* What the task asks: For this exercise, copy out each line of the material below that includes "ceux".

* Working data:
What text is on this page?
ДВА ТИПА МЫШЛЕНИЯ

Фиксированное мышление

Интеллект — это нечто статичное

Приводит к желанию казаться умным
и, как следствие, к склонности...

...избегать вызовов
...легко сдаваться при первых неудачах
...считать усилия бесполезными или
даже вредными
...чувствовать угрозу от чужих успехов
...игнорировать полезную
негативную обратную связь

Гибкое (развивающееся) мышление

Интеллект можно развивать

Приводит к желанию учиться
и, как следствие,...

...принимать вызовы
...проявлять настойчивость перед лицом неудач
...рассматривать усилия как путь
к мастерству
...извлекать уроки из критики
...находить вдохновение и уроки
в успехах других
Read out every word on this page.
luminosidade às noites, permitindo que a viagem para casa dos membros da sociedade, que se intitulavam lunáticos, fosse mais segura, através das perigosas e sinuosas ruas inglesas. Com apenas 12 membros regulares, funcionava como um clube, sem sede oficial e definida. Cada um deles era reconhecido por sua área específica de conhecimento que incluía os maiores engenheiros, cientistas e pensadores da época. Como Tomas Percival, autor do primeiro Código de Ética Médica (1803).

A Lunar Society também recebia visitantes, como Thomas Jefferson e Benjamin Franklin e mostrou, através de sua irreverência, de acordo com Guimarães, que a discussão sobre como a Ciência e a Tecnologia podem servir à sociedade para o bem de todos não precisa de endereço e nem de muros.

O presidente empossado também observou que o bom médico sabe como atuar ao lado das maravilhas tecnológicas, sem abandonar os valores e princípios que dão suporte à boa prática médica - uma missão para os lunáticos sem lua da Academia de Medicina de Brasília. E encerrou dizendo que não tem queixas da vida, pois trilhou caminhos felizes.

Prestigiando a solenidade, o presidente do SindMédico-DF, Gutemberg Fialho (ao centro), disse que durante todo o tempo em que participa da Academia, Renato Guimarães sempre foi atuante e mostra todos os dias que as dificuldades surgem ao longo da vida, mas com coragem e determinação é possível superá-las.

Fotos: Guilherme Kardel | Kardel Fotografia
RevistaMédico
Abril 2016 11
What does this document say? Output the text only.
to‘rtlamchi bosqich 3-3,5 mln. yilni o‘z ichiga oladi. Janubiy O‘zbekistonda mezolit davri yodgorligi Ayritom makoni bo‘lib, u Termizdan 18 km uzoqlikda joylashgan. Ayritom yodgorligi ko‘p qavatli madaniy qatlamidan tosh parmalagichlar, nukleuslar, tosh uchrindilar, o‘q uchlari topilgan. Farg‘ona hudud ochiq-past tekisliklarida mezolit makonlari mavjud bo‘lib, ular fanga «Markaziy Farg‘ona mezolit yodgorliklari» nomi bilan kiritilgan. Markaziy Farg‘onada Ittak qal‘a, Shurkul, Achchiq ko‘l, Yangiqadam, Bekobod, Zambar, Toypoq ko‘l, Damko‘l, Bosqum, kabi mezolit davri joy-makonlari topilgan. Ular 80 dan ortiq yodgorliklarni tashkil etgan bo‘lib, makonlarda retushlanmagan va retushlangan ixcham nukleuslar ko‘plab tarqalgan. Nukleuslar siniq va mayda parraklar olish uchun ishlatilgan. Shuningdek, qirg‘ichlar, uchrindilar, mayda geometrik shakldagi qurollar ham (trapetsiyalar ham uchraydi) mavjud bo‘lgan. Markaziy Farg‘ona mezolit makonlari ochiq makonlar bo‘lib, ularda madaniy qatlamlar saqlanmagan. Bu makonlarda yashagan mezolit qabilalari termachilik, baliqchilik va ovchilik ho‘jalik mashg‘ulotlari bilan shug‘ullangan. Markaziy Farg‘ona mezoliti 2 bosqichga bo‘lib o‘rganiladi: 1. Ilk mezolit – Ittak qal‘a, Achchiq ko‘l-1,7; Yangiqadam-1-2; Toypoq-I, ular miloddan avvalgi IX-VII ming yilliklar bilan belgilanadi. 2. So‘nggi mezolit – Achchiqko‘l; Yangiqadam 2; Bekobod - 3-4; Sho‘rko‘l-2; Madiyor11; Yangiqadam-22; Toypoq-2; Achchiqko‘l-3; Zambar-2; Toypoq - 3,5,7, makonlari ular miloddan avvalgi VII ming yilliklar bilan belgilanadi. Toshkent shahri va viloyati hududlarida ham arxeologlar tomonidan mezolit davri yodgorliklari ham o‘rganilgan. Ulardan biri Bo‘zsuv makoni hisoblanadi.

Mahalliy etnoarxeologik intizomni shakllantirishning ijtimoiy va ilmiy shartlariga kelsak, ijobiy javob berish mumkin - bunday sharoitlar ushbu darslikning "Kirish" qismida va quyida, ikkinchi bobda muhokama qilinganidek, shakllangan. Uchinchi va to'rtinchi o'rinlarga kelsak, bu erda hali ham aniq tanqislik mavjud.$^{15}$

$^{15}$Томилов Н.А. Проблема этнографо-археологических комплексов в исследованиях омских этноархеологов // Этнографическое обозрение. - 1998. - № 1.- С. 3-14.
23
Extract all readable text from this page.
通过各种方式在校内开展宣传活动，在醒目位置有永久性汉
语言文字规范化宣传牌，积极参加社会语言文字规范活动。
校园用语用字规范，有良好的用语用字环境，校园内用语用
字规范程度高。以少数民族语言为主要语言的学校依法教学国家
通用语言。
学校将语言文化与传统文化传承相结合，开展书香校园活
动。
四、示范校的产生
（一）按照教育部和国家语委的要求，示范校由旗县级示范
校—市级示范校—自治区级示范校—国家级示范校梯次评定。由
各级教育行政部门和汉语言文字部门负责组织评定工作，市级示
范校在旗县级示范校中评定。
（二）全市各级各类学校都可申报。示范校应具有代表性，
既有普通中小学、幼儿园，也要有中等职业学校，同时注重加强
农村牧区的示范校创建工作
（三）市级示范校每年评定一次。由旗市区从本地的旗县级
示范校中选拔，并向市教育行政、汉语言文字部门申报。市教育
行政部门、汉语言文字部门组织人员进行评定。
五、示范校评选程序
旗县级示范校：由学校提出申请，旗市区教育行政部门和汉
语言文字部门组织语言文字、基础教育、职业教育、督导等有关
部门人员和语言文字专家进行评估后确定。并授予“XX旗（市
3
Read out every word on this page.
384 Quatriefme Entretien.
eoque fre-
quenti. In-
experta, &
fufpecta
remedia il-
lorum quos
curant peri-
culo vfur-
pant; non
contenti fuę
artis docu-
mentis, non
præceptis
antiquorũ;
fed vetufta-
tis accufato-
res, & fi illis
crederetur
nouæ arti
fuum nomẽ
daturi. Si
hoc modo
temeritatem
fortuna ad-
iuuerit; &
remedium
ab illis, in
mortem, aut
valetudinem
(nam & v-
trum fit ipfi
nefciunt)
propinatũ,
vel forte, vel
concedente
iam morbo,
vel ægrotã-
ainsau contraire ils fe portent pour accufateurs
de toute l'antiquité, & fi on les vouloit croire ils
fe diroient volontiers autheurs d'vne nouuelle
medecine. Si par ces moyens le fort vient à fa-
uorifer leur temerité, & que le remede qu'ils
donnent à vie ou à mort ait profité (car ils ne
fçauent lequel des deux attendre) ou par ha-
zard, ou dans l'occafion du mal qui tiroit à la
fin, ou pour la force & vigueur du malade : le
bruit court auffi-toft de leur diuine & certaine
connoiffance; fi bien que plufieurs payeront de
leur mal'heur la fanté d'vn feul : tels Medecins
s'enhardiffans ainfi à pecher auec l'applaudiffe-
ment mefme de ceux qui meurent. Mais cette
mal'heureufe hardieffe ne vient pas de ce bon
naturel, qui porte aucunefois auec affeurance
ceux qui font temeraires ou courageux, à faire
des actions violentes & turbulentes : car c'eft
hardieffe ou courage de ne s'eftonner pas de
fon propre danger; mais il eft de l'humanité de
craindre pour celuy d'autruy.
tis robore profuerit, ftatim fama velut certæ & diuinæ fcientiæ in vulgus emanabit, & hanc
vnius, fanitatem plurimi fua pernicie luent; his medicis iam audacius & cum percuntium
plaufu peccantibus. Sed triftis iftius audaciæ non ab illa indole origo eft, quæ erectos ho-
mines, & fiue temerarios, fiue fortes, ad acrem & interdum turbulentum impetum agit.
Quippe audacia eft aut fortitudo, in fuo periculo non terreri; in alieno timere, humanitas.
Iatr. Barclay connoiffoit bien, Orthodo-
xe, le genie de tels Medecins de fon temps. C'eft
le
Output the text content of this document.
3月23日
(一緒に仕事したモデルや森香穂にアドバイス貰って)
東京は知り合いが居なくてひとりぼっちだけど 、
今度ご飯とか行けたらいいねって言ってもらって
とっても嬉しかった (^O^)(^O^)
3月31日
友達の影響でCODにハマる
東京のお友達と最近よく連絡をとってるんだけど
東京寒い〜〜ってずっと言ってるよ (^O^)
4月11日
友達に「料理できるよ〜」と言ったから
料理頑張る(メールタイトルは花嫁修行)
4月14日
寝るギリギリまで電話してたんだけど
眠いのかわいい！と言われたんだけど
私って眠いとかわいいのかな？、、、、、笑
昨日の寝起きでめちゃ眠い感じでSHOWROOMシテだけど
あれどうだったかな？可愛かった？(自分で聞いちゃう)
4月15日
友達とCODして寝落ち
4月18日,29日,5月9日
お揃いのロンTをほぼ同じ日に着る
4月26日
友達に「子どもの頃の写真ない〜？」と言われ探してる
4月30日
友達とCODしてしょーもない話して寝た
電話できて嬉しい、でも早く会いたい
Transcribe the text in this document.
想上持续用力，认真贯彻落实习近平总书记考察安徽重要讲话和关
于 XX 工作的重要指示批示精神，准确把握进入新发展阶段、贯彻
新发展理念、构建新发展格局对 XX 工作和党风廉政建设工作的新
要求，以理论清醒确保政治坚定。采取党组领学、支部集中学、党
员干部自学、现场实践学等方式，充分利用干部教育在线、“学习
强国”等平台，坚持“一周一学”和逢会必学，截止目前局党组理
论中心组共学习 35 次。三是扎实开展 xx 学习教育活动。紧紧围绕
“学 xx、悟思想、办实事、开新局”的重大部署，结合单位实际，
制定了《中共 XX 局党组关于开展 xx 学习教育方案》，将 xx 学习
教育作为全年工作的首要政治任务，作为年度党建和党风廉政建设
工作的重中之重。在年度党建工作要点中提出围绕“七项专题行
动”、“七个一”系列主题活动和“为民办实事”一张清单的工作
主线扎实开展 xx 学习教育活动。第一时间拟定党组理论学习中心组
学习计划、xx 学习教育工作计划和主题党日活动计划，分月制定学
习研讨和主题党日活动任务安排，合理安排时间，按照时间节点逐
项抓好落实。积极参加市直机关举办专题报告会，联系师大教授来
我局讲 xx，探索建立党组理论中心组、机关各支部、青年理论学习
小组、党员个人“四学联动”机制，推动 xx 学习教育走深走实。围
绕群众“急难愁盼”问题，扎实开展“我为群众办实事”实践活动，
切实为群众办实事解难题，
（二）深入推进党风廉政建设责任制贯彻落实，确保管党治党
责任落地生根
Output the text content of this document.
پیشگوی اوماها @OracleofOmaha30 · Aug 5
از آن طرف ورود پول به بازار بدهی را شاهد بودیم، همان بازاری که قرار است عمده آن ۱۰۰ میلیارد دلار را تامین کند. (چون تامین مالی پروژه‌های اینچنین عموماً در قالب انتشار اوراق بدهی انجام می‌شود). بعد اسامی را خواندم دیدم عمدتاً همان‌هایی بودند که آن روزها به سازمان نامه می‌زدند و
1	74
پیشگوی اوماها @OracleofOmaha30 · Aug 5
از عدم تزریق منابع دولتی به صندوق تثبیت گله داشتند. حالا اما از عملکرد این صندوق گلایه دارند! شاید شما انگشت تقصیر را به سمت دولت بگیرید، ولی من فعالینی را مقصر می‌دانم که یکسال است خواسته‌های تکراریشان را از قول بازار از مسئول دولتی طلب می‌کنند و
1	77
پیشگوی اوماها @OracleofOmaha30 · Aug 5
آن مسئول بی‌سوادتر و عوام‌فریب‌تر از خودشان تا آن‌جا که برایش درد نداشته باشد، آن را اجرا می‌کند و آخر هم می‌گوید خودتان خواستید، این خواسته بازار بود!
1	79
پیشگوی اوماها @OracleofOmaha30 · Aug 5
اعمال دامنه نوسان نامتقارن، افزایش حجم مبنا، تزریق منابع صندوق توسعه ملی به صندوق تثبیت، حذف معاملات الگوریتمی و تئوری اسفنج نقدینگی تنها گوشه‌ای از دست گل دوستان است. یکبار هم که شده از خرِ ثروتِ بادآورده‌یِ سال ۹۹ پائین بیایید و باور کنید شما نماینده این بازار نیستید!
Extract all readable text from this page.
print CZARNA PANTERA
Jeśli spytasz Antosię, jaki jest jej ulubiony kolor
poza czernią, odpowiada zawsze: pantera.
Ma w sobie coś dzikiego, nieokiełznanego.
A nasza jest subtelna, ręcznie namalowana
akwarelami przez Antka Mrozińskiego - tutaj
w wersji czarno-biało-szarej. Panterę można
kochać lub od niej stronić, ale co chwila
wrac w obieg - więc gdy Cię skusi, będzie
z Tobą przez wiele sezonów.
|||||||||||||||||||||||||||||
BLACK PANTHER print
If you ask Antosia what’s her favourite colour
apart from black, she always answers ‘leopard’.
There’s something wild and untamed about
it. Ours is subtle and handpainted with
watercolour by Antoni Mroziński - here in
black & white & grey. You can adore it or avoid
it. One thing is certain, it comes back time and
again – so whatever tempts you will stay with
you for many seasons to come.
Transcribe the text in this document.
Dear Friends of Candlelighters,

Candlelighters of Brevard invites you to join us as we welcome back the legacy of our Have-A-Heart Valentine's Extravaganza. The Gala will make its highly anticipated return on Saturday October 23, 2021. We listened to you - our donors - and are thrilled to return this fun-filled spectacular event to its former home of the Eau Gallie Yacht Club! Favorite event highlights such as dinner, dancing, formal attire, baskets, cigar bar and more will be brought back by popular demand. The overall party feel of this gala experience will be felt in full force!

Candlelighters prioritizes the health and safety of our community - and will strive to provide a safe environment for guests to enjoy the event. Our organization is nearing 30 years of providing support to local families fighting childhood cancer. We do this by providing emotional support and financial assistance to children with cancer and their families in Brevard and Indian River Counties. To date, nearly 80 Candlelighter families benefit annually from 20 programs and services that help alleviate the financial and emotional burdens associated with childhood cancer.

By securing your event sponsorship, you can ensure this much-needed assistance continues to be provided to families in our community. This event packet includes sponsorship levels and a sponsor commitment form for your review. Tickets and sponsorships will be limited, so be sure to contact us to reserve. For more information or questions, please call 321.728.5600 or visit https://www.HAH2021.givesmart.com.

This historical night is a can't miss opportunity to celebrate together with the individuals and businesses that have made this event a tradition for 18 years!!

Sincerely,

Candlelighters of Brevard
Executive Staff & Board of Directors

* Task response:
ment mefme de ceux qui meurent. Mais cette
ceux qui font temeraires ou courageux, à faire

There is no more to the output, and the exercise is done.